> [Provided records]:
☆ ☆ ☆ ☆

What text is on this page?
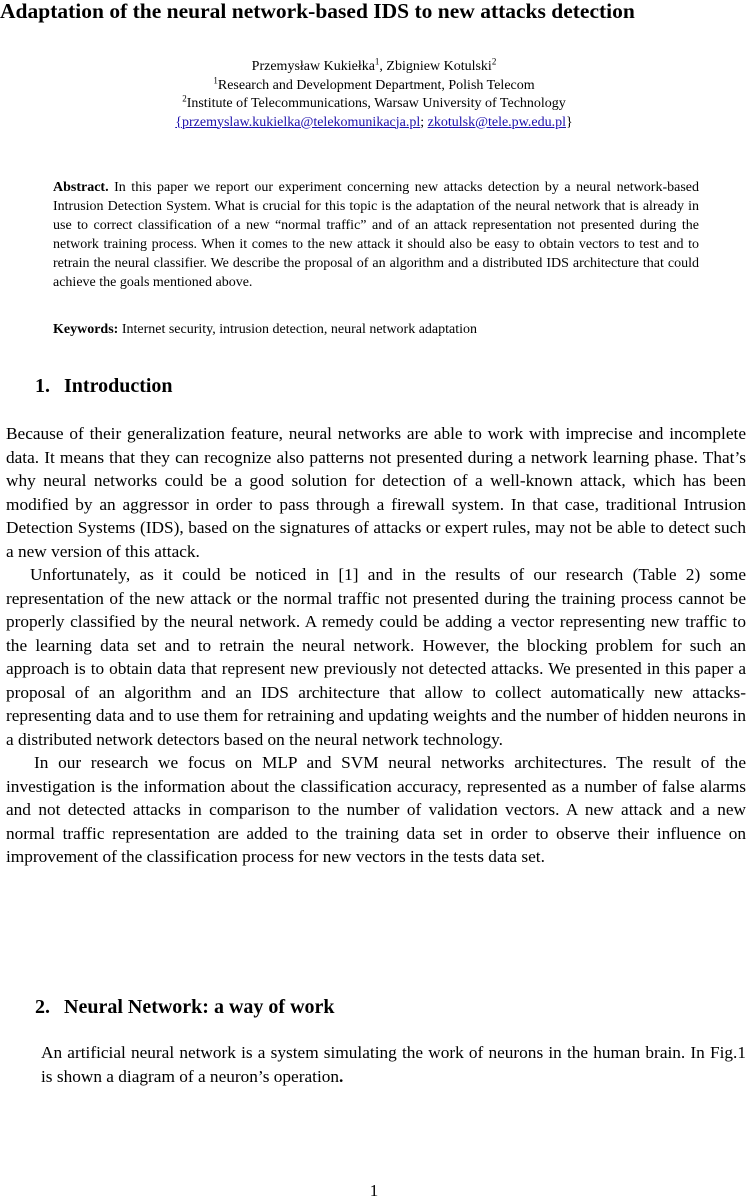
Adaptation of the neural network-based IDS to new attacks detection
Przemysław Kukiełka$^1$, Zbigniew Kotulski$^2$
$^1$Research and Development Department, Polish Telecom
$^2$Institute of Telecommunications, Warsaw University of Technology
{przemyslaw.kukielka@telekomunikacja.pl; zkotulsk@tele.pw.edu.pl}
Abstract. In this paper we report our experiment concerning new attacks detection by a neural network-based Intrusion Detection System. What is crucial for this topic is the adaptation of the neural network that is already in use to correct classification of a new “normal traffic” and of an attack representation not presented during the network training process. When it comes to the new attack it should also be easy to obtain vectors to test and to retrain the neural classifier. We describe the proposal of an algorithm and a distributed IDS architecture that could achieve the goals mentioned above.
Keywords: Internet security, intrusion detection, neural network adaptation
1. Introduction

Because of their generalization feature, neural networks are able to work with imprecise and incomplete data. It means that they can recognize also patterns not presented during a network learning phase. That’s why neural networks could be a good solution for detection of a well-known attack, which has been modified by an aggressor in order to pass through a firewall system. In that case, traditional Intrusion Detection Systems (IDS), based on the signatures of attacks or expert rules, may not be able to detect such a new version of this attack.

Unfortunately, as it could be noticed in [1] and in the results of our research (Table 2) some representation of the new attack or the normal traffic not presented during the training process cannot be properly classified by the neural network. A remedy could be adding a vector representing new traffic to the learning data set and to retrain the neural network. However, the blocking problem for such an approach is to obtain data that represent new previously not detected attacks. We presented in this paper a proposal of an algorithm and an IDS architecture that allow to collect automatically new attacks-representing data and to use them for retraining and updating weights and the number of hidden neurons in a distributed network detectors based on the neural network technology.

In our research we focus on MLP and SVM neural networks architectures. The result of the investigation is the information about the classification accuracy, represented as a number of false alarms and not detected attacks in comparison to the number of validation vectors. A new attack and a new normal traffic representation are added to the training data set in order to observe their influence on improvement of the classification process for new vectors in the tests data set.

2. Neural Network: a way of work
An artificial neural network is a system simulating the work of neurons in the human brain. In Fig.1 is shown a diagram of a neuron’s operation.
1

☆ ☆ ☆ ☆

> [Written task]: Check each line above for the string "What" and show the ones that have it.

> [Answer below]:
What text is on this page?
Abstract. In this paper we report our experiment concerning new attacks detection by a neural network-based Intrusion Detection System. What is crucial for this topic is the adaptation of the neural network that is already in use to correct classification of a new “normal traffic” and of an attack representation not presented during the network training process. When it comes to the new attack it should also be easy to obtain vectors to test and to retrain the neural classifier. We describe the proposal of an algorithm and a distributed IDS architecture that could achieve the goals mentioned above.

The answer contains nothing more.